Data entries
<<<<
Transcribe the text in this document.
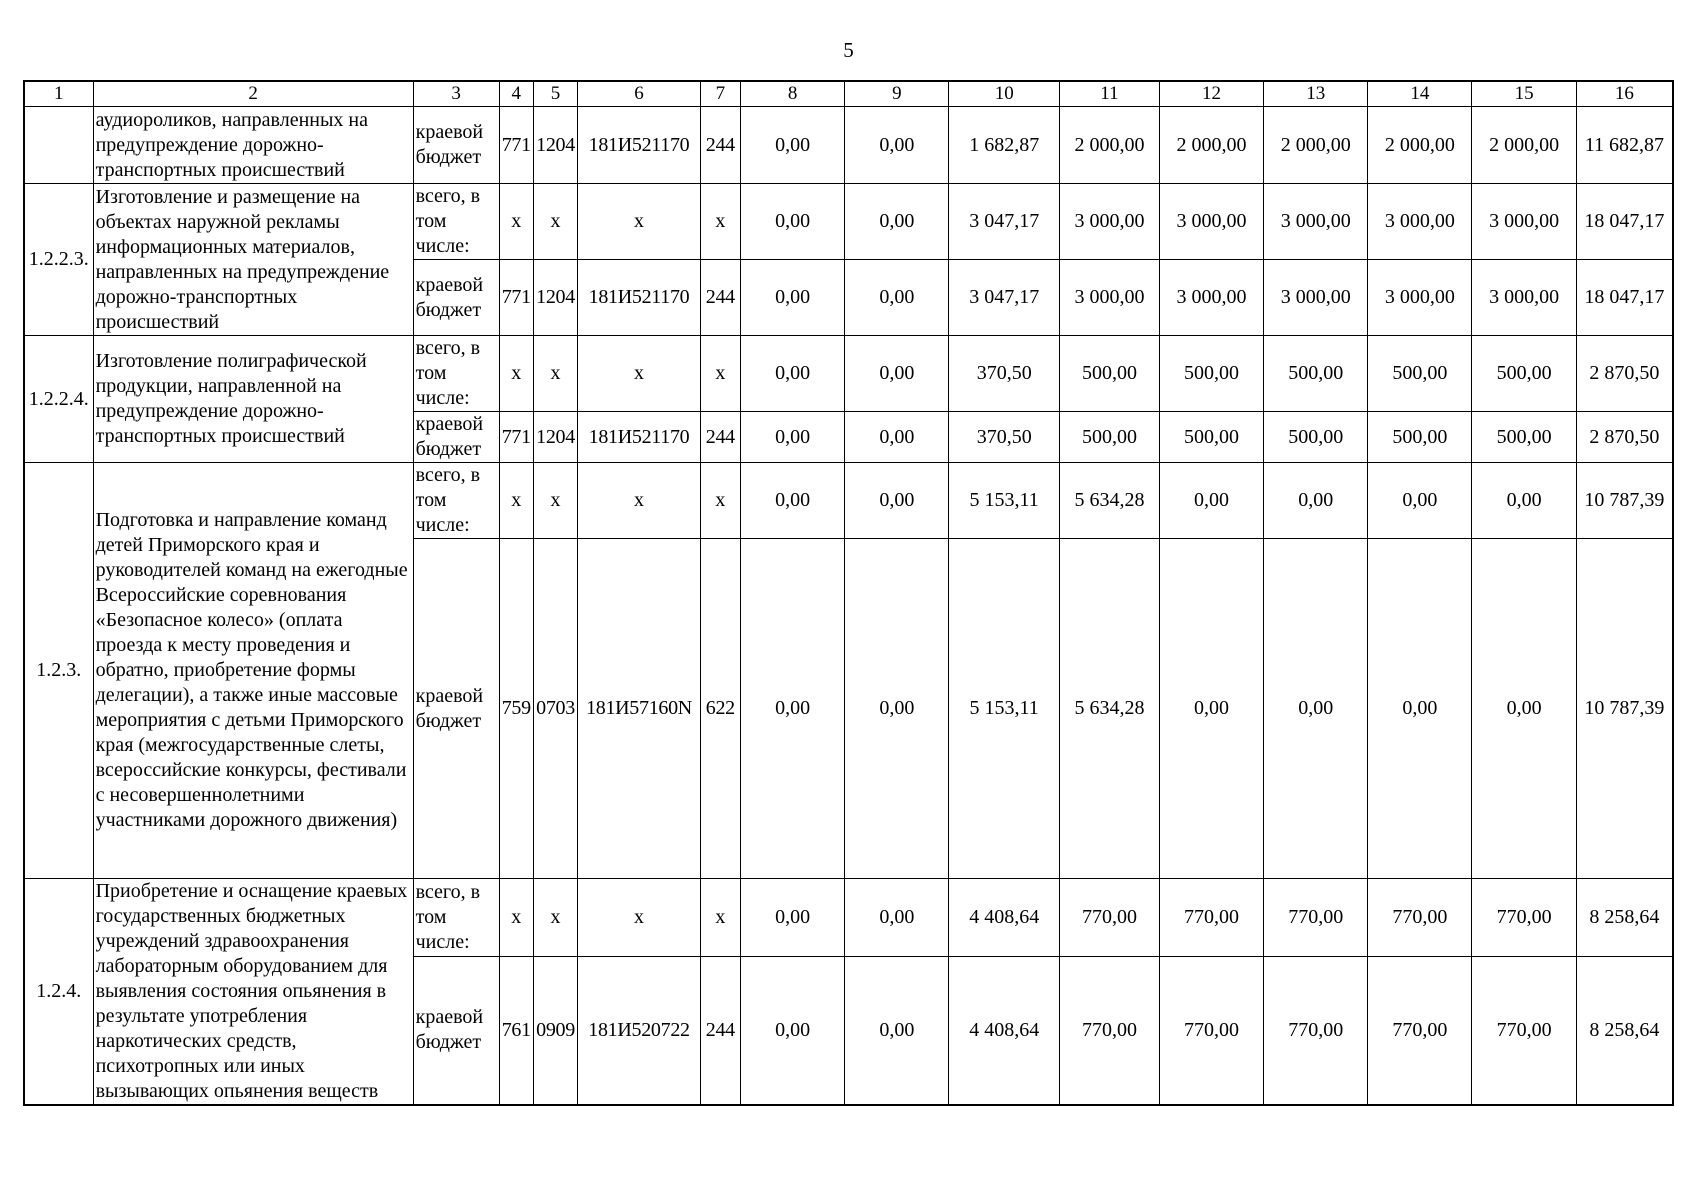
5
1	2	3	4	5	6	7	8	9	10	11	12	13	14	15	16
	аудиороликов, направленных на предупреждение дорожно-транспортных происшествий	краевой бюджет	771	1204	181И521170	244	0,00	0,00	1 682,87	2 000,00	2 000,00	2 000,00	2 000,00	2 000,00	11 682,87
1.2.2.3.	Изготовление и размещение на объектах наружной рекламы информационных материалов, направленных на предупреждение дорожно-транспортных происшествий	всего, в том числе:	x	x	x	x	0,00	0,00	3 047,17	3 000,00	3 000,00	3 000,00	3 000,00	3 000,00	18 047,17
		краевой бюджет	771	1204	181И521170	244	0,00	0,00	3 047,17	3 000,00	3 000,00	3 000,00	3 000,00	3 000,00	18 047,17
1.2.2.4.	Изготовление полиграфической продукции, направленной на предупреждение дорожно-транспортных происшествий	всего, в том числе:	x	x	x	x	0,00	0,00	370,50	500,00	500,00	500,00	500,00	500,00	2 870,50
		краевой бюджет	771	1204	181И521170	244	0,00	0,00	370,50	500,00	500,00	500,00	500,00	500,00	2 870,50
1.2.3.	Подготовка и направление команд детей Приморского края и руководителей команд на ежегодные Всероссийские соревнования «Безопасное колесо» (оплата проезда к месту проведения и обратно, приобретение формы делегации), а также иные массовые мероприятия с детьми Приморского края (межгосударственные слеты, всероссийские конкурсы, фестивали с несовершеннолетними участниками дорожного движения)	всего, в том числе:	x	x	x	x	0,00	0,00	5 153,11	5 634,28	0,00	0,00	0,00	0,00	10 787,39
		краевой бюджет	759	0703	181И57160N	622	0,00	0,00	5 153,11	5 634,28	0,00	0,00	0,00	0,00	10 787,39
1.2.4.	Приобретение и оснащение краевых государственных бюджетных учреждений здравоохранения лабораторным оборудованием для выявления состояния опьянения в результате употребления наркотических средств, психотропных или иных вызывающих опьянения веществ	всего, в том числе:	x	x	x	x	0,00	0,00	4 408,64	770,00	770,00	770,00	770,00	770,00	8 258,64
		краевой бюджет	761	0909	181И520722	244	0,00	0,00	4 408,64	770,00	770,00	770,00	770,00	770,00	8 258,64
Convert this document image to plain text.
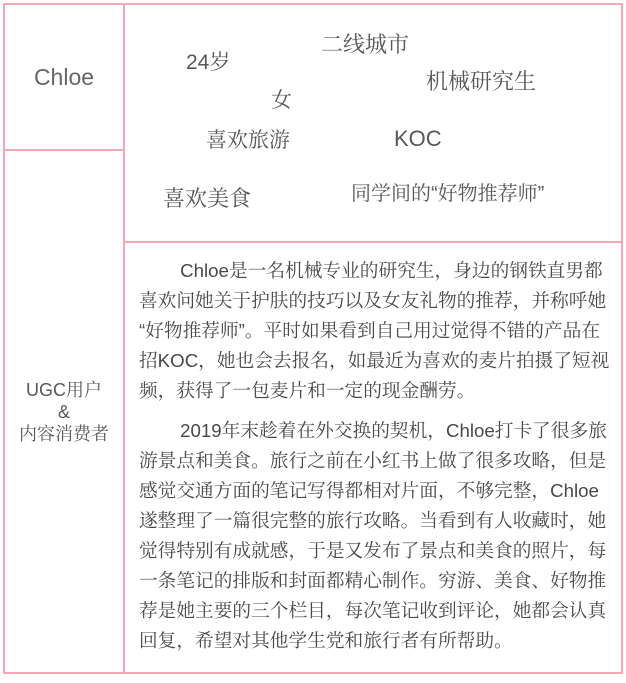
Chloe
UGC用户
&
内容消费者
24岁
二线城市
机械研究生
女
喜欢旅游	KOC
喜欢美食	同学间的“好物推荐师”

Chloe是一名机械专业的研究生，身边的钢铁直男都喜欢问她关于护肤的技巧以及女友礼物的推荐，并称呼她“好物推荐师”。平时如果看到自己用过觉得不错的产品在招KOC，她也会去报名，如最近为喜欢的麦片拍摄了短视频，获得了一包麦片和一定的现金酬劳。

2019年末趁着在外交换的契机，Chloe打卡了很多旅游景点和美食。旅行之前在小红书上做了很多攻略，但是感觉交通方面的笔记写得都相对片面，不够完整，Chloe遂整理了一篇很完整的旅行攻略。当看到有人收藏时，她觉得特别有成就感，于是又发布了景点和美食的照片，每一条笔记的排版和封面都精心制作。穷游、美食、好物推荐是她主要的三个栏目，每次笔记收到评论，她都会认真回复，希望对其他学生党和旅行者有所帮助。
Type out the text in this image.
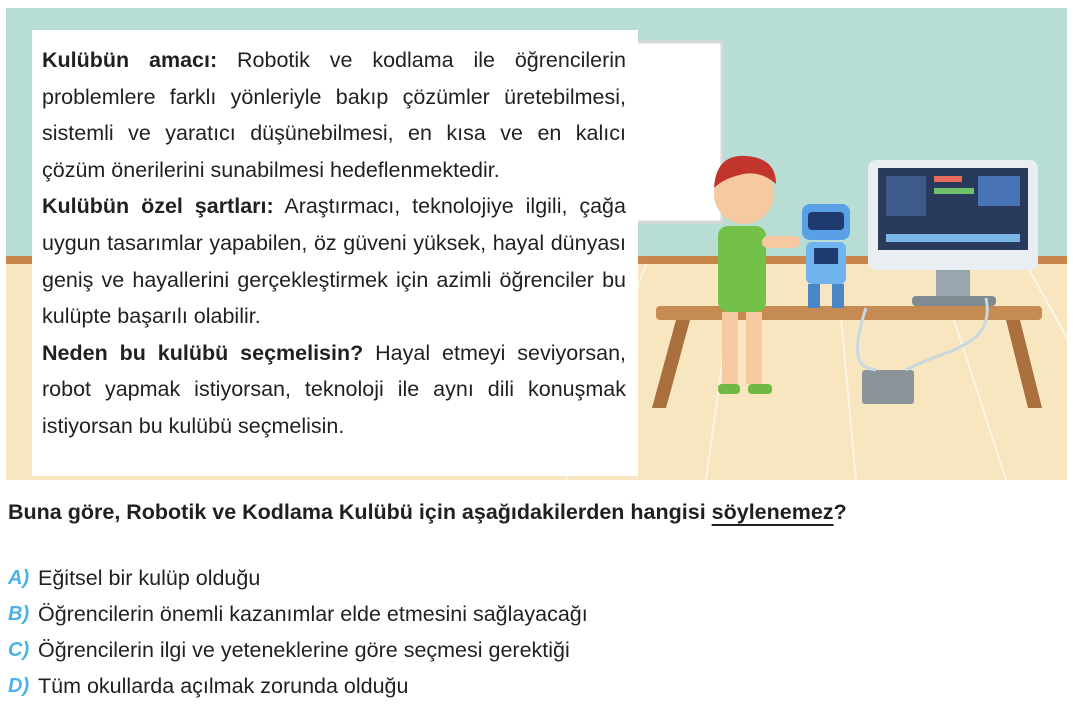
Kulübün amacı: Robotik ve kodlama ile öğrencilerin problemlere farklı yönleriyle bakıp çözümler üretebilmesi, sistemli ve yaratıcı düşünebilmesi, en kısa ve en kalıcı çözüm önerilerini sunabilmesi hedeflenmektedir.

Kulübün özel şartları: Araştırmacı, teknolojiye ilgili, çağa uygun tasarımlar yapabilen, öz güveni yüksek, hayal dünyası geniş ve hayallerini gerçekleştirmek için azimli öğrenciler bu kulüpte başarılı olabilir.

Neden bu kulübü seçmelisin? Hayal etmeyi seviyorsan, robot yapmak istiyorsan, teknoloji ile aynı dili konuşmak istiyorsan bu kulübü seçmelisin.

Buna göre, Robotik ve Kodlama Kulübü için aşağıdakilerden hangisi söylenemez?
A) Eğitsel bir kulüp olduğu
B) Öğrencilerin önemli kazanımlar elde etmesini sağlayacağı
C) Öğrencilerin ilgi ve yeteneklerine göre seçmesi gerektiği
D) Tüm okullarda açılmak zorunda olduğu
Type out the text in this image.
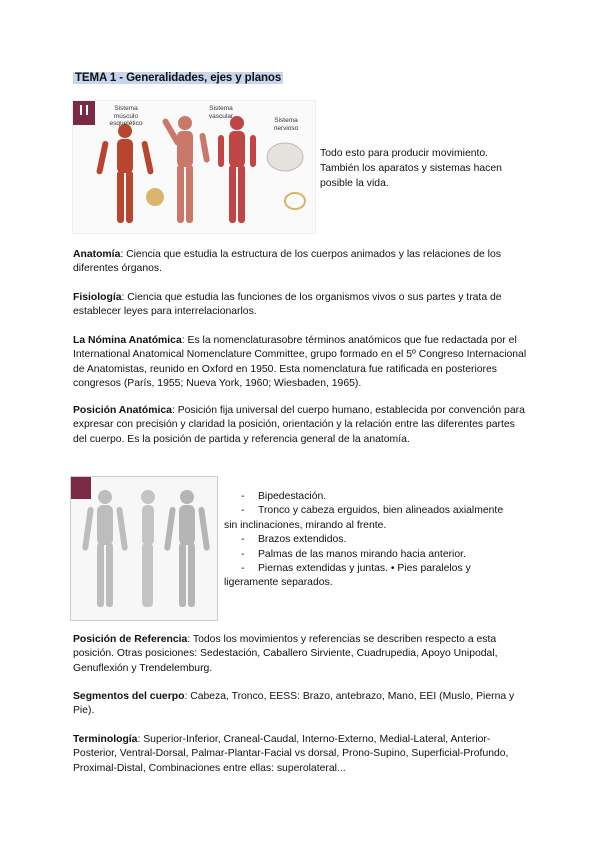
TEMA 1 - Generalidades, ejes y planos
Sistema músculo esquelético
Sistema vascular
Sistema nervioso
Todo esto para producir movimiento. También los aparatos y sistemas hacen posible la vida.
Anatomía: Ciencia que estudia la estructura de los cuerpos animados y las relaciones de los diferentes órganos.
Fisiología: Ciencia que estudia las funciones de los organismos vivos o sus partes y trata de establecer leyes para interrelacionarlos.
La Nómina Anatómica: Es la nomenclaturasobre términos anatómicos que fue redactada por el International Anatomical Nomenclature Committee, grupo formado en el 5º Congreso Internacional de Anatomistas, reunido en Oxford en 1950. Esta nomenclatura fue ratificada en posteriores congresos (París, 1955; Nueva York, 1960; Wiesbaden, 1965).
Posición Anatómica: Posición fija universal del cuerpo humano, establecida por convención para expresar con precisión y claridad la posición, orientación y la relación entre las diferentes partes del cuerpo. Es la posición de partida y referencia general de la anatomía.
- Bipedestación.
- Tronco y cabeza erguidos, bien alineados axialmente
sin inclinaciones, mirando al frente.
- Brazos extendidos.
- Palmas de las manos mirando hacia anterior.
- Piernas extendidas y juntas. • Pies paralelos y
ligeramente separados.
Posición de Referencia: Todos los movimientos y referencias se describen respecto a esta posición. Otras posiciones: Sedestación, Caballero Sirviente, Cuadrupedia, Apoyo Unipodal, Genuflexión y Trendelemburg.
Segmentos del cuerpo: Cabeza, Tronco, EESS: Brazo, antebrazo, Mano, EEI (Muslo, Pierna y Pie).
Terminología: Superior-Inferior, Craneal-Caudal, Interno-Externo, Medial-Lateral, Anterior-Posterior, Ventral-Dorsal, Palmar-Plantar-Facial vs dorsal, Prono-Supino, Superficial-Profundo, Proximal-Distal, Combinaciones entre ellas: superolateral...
>>>>
* [What to produce] Return all lines containing "olduğu".

* [Complete response]
A) Eğitsel bir kulüp olduğu
D) Tüm okullarda açılmak zorunda olduğu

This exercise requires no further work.